» **Brief**: Without the pictures, set down the records below word for word.

════════════════

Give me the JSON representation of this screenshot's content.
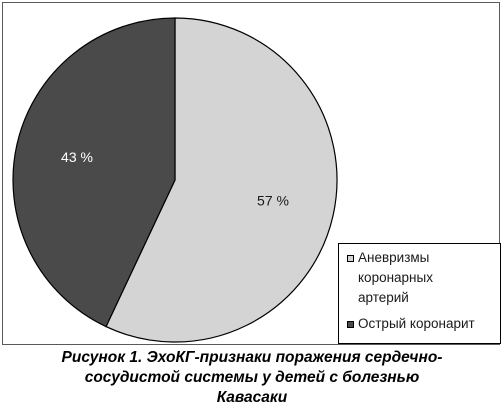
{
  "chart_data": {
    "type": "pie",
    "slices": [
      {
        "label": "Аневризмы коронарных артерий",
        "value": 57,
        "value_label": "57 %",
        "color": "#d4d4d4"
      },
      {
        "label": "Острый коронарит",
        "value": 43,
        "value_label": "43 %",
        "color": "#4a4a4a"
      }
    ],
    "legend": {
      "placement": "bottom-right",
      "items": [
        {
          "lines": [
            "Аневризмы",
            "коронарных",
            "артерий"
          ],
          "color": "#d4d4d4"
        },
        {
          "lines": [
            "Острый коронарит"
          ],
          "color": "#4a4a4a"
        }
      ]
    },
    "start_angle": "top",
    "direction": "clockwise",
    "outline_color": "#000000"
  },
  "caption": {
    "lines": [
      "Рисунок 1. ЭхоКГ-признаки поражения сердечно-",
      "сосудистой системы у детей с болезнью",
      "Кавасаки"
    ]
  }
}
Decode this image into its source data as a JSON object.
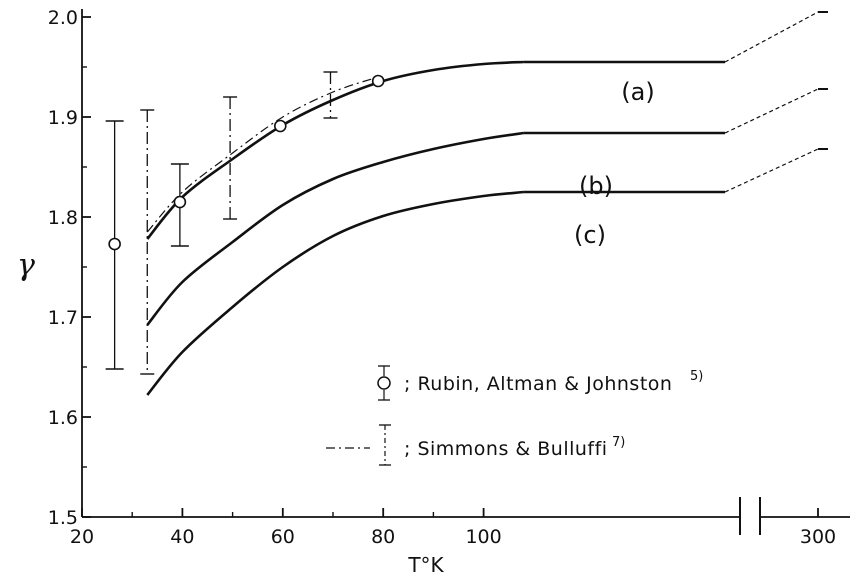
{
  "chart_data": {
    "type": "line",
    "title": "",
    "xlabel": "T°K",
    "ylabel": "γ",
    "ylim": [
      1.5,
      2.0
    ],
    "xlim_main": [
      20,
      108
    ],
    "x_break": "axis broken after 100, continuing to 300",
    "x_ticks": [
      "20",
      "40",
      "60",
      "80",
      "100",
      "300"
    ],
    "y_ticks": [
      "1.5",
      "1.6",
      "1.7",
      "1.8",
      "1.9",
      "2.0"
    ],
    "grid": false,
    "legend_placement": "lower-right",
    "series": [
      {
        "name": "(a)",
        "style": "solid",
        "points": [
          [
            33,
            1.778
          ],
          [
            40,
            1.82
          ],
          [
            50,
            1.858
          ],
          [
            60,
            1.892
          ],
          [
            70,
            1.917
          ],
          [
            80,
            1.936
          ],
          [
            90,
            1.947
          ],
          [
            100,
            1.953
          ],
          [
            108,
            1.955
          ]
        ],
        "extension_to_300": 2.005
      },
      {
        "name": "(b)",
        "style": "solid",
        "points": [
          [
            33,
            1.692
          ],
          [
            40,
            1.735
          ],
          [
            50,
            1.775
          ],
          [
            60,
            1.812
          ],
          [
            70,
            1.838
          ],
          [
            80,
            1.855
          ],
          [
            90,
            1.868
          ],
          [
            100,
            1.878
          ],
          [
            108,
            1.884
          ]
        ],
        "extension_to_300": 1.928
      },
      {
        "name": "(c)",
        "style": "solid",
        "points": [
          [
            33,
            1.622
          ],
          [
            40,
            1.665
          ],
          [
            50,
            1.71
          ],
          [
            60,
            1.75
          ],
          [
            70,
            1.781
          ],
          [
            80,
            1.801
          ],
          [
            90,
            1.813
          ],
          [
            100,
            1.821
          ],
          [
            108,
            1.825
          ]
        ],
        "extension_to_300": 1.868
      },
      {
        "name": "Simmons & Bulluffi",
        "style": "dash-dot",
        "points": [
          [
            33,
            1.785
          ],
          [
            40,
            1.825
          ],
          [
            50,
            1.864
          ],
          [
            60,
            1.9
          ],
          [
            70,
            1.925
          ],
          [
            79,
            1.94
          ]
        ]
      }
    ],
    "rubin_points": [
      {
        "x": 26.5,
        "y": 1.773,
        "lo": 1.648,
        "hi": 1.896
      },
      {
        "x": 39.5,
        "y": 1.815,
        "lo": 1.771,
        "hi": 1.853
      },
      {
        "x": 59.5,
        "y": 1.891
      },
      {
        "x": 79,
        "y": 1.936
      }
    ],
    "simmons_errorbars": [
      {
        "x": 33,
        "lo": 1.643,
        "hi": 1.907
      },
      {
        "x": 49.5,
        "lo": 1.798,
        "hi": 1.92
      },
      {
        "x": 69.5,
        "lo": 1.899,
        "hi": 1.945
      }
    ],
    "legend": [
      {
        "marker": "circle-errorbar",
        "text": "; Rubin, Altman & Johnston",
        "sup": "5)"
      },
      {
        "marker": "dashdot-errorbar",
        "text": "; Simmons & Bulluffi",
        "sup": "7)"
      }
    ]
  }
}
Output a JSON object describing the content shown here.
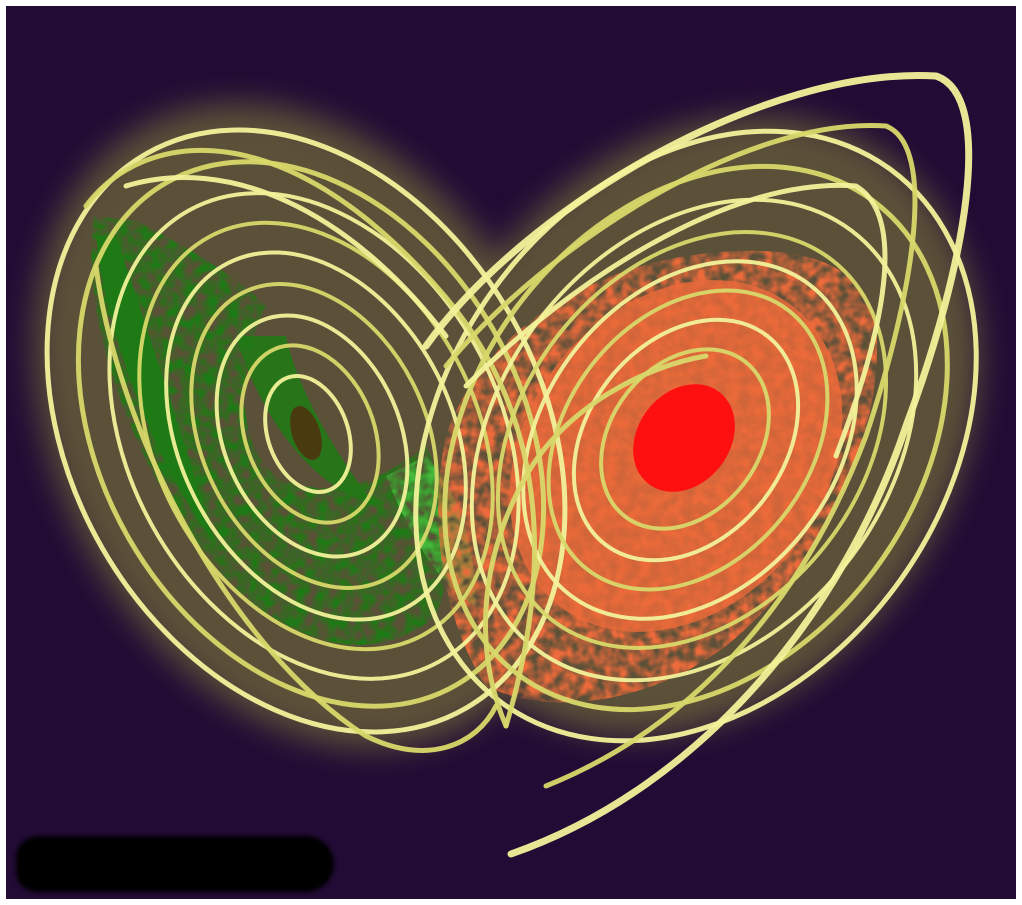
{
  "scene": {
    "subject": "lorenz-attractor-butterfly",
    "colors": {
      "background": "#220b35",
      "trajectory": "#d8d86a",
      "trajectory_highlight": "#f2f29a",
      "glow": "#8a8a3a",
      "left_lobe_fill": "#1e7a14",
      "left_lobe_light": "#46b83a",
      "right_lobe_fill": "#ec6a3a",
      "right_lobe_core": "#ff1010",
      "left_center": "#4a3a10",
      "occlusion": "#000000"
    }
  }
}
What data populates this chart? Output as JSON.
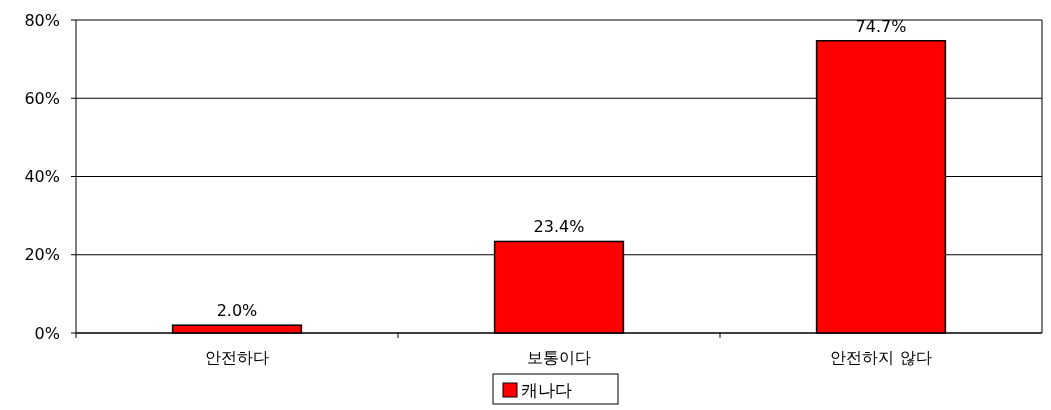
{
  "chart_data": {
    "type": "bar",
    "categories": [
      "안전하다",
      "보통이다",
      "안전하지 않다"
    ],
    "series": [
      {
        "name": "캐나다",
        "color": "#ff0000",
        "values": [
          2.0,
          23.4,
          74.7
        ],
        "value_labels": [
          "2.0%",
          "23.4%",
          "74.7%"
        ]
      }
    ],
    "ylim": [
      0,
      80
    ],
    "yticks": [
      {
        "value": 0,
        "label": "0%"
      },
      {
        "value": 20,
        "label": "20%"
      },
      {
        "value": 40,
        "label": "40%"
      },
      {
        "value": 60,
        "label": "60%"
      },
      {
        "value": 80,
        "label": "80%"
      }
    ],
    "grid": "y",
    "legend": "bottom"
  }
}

════════════════

» **Response to the task**:
Give me the JSON representation of this screenshot's content.
{
  "chart_data": {
    "type": "pie",
    "slices": [
      {
        "label": "Аневризмы коронарных артерий",
        "value": 57,
        "value_label": "57 %",
        "color": "#d4d4d4"
      },
      {
        "label": "Острый коронарит",
        "value": 43,
        "value_label": "43 %",
        "color": "#4a4a4a"
      }
    ],
    "legend": {
      "placement": "bottom-right",
      "items": [
        {
          "lines": [
            "Аневризмы",
            "коронарных",
            "артерий"
          ],
          "color": "#d4d4d4"
        },
        {
          "lines": [
            "Острый коронарит"
          ],
          "color": "#4a4a4a"
        }
      ]
    },
    "start_angle": "top",
    "direction": "clockwise",
    "outline_color": "#000000"
  },
  "caption": {
    "lines": [
      "Рисунок 1. ЭхоКГ-признаки поражения сердечно-",
      "сосудистой системы у детей с болезнью",
      "Кавасаки"
    ]
  }
}
Decode this image into its source data as a JSON object.
{
  "chart_data": {
    "type": "line",
    "title": "",
    "xlabel": "T°K",
    "ylabel": "γ",
    "ylim": [
      1.5,
      2.0
    ],
    "xlim_main": [
      20,
      108
    ],
    "x_break": "axis broken after 100, continuing to 300",
    "x_ticks": [
      "20",
      "40",
      "60",
      "80",
      "100",
      "300"
    ],
    "y_ticks": [
      "1.5",
      "1.6",
      "1.7",
      "1.8",
      "1.9",
      "2.0"
    ],
    "grid": false,
    "legend_placement": "lower-right",
    "series": [
      {
        "name": "(a)",
        "style": "solid",
        "points": [
          [
            33,
            1.778
          ],
          [
            40,
            1.82
          ],
          [
            50,
            1.858
          ],
          [
            60,
            1.892
          ],
          [
            70,
            1.917
          ],
          [
            80,
            1.936
          ],
          [
            90,
            1.947
          ],
          [
            100,
            1.953
          ],
          [
            108,
            1.955
          ]
        ],
        "extension_to_300": 2.005
      },
      {
        "name": "(b)",
        "style": "solid",
        "points": [
          [
            33,
            1.692
          ],
          [
            40,
            1.735
          ],
          [
            50,
            1.775
          ],
          [
            60,
            1.812
          ],
          [
            70,
            1.838
          ],
          [
            80,
            1.855
          ],
          [
            90,
            1.868
          ],
          [
            100,
            1.878
          ],
          [
            108,
            1.884
          ]
        ],
        "extension_to_300": 1.928
      },
      {
        "name": "(c)",
        "style": "solid",
        "points": [
          [
            33,
            1.622
          ],
          [
            40,
            1.665
          ],
          [
            50,
            1.71
          ],
          [
            60,
            1.75
          ],
          [
            70,
            1.781
          ],
          [
            80,
            1.801
          ],
          [
            90,
            1.813
          ],
          [
            100,
            1.821
          ],
          [
            108,
            1.825
          ]
        ],
        "extension_to_300": 1.868
      },
      {
        "name": "Simmons & Bulluffi",
        "style": "dash-dot",
        "points": [
          [
            33,
            1.785
          ],
          [
            40,
            1.825
          ],
          [
            50,
            1.864
          ],
          [
            60,
            1.9
          ],
          [
            70,
            1.925
          ],
          [
            79,
            1.94
          ]
        ]
      }
    ],
    "rubin_points": [
      {
        "x": 26.5,
        "y": 1.773,
        "lo": 1.648,
        "hi": 1.896
      },
      {
        "x": 39.5,
        "y": 1.815,
        "lo": 1.771,
        "hi": 1.853
      },
      {
        "x": 59.5,
        "y": 1.891
      },
      {
        "x": 79,
        "y": 1.936
      }
    ],
    "simmons_errorbars": [
      {
        "x": 33,
        "lo": 1.643,
        "hi": 1.907
      },
      {
        "x": 49.5,
        "lo": 1.798,
        "hi": 1.92
      },
      {
        "x": 69.5,
        "lo": 1.899,
        "hi": 1.945
      }
    ],
    "legend": [
      {
        "marker": "circle-errorbar",
        "text": "; Rubin, Altman & Johnston",
        "sup": "5)"
      },
      {
        "marker": "dashdot-errorbar",
        "text": "; Simmons & Bulluffi",
        "sup": "7)"
      }
    ]
  }
}
Output a JSON object describing the content shown here.
{
  "scene": {
    "subject": "lorenz-attractor-butterfly",
    "colors": {
      "background": "#220b35",
      "trajectory": "#d8d86a",
      "trajectory_highlight": "#f2f29a",
      "glow": "#8a8a3a",
      "left_lobe_fill": "#1e7a14",
      "left_lobe_light": "#46b83a",
      "right_lobe_fill": "#ec6a3a",
      "right_lobe_core": "#ff1010",
      "left_center": "#4a3a10",
      "occlusion": "#000000"
    }
  }
}
What data populates this chart? Output as JSON.
{
  "chart_data": {
    "type": "bar",
    "categories": [
      "안전하다",
      "보통이다",
      "안전하지 않다"
    ],
    "series": [
      {
        "name": "캐나다",
        "color": "#ff0000",
        "values": [
          2.0,
          23.4,
          74.7
        ],
        "value_labels": [
          "2.0%",
          "23.4%",
          "74.7%"
        ]
      }
    ],
    "ylim": [
      0,
      80
    ],
    "yticks": [
      {
        "value": 0,
        "label": "0%"
      },
      {
        "value": 20,
        "label": "20%"
      },
      {
        "value": 40,
        "label": "40%"
      },
      {
        "value": 60,
        "label": "60%"
      },
      {
        "value": 80,
        "label": "80%"
      }
    ],
    "grid": "y",
    "legend": "bottom"
  }
}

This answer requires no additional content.